(This repository has been updated. For the original version, please refer to fork icse2022-artifact).

The code, analysis scripts and results for ICSE 2022 Artifact Evaluation

Version: 1.1
Update: Jan 29, 2022
Paper: Learning and Programming Challenges of Rust: A Mixed-Methods Study (#1162)

This document is to help users reproduce the results we reported in our submission. It contains the following descriptions:

1. Artifact Expectation

The collected data and the scripts to analyze the data are released in this repository. The detailed study results are released in two Spreadsheet documents. Our scripts are implemented either in Python or in R. All Python scripts can be executed by Python 3.6 or a higher version. All R scripts can be executed by R 3.6 or a higher version. We also prepare a VM image with pre-installed Python and R to ease the reproduction of our data analytics. Users can open the image with VirtualBox 6.1 or a higher VirtualBox version. We recommend using Ubuntu as the host machine to avoid compatibility issues.

2. Artifact Overview

In our paper, we first empirically study Rust-related Stack Overflow questions to understand the programming challenges of Rust. We then conduct an online survey to validate the study results.

For artifact evaluation, we release

(1) our submitted paper,
(2) collected Stack Overflow questions and their detailed labels,
(3) our designed survey,
(4) survey answers of real-world Rust programmers,
(5) scripts that conduct statistical analysis,
and (6) intermediate analysis results.

In the following sections, we will follow the paper content to explain how each number in our paper is supported by this artifact.

3. Studying Stack Overflow Questions (Section 3 of the paper)

The detailed study results are summarized in the Google Doc empirical-study. A copy empirical-study.xlsx is saved in this repository.

All tabs mentioned in this section are in this document, unless otherwise specified.

3.1 Methodology

File large-dataset/raw-data.json contains the original HTML web pages of the questions in the large dataset. File large-dataset/raw-data-html-tag-removed.json contains the version where HTML tags are removed.

The information of the sampled 100 Rust-related questions in Section 3.1.1 of the paper is in tab Section#3.1.1.

Exercise materials —
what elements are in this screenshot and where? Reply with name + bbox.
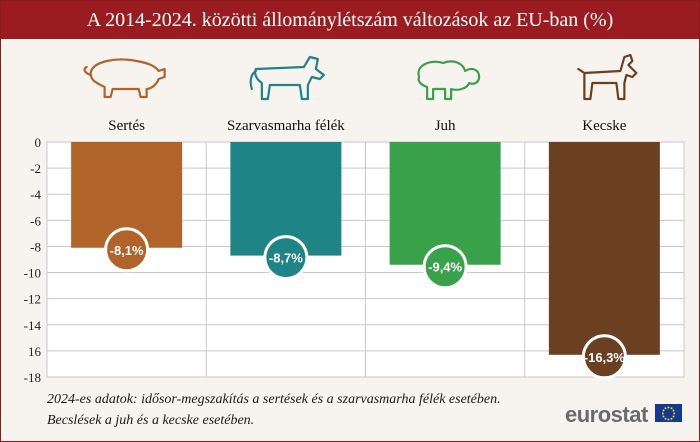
footnote: 2024-es adatok: idősor-megszakítás a ser… — [47, 389, 501, 431]
category-label: Sertés — [108, 118, 145, 134]
y-tick-label: -14 — [24, 318, 42, 333]
icon-layer — [83, 53, 638, 101]
title-bar: A 2014-2024. közötti állománylétszám vál… — [1, 1, 699, 39]
eu-flag-icon — [655, 404, 682, 422]
y-tick-label: -18 — [24, 370, 41, 385]
y-tick-label: -10 — [24, 266, 41, 281]
value-bubble — [422, 244, 468, 290]
category-label: Szarvasmarha félék — [227, 118, 345, 134]
footnote-line-1: 2024-es adatok: idősor-megszakítás a ser… — [47, 392, 501, 407]
plot-border — [46, 141, 685, 378]
y-tick-label: 16 — [28, 344, 42, 359]
goat-icon — [577, 53, 638, 101]
y-tick-label: 0 — [35, 135, 42, 150]
value-bubble — [104, 227, 150, 273]
cow-icon — [249, 55, 325, 101]
category-label: Kecske — [582, 118, 626, 134]
data-label: -8,1% — [110, 243, 144, 258]
y-tick-label: -8 — [30, 239, 41, 254]
data-label: -9,4% — [428, 260, 462, 275]
y-tick-label: -12 — [24, 292, 41, 307]
footnote-line-2: Becslések a juh és a kecske esetében. — [47, 413, 255, 428]
value-bubble — [263, 235, 309, 281]
chart-title: A 2014-2024. közötti állománylétszám vál… — [86, 9, 614, 31]
value-bubble — [581, 334, 627, 380]
y-tick-label: -6 — [30, 213, 41, 228]
bar-4 — [548, 142, 660, 355]
y-tick-label: -2 — [30, 161, 41, 176]
y-tick-label: -4 — [30, 187, 41, 202]
sheep-icon — [417, 60, 481, 101]
category-label: Juh — [435, 118, 456, 134]
label-layer: Sertés -8,1% Szarvasmarha félék -8,7% Juh -9,… — [104, 118, 627, 380]
data-label: -8,7% — [269, 251, 303, 266]
eurostat-logo: eurostat — [565, 402, 648, 427]
data-label: -16,3% — [584, 350, 626, 365]
pig-icon — [83, 58, 166, 99]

Challenge A — In the artifact README, what version of Python can run all of the Python scripts?
Challenge B — From the records, transcribe the lines word for word, starting with the line that contains "footnote: 2024-es adatok: idősor-megszakítás" and going on through the line that contains "footnote-line-2: Becslések a".
The artifact README and the records are unrelated to each other.

Answer A — Python 3.6 or a higher version.

Answer B —
footnote: 2024-es adatok: idősor-megszakítás a ser… — [47, 389, 501, 431]
category-label: Sertés — [108, 118, 145, 134]
y-tick-label: -14 — [24, 318, 42, 333]
icon-layer — [83, 53, 638, 101]
title-bar: A 2014-2024. közötti állománylétszám vál… — [1, 1, 699, 39]
eu-flag-icon — [655, 404, 682, 422]
y-tick-label: -18 — [24, 370, 41, 385]
y-tick-label: -10 — [24, 266, 41, 281]
value-bubble — [422, 244, 468, 290]
category-label: Szarvasmarha félék — [227, 118, 345, 134]
footnote-line-1: 2024-es adatok: idősor-megszakítás a ser… — [47, 392, 501, 407]
plot-border — [46, 141, 685, 378]
y-tick-label: 16 — [28, 344, 42, 359]
goat-icon — [577, 53, 638, 101]
y-tick-label: 0 — [35, 135, 42, 150]
value-bubble — [104, 227, 150, 273]
cow-icon — [249, 55, 325, 101]
category-label: Kecske — [582, 118, 626, 134]
data-label: -8,1% — [110, 243, 144, 258]
y-tick-label: -8 — [30, 239, 41, 254]
data-label: -9,4% — [428, 260, 462, 275]
y-tick-label: -12 — [24, 292, 41, 307]
footnote-line-2: Becslések a juh és a kecske esetében. — [47, 413, 255, 428]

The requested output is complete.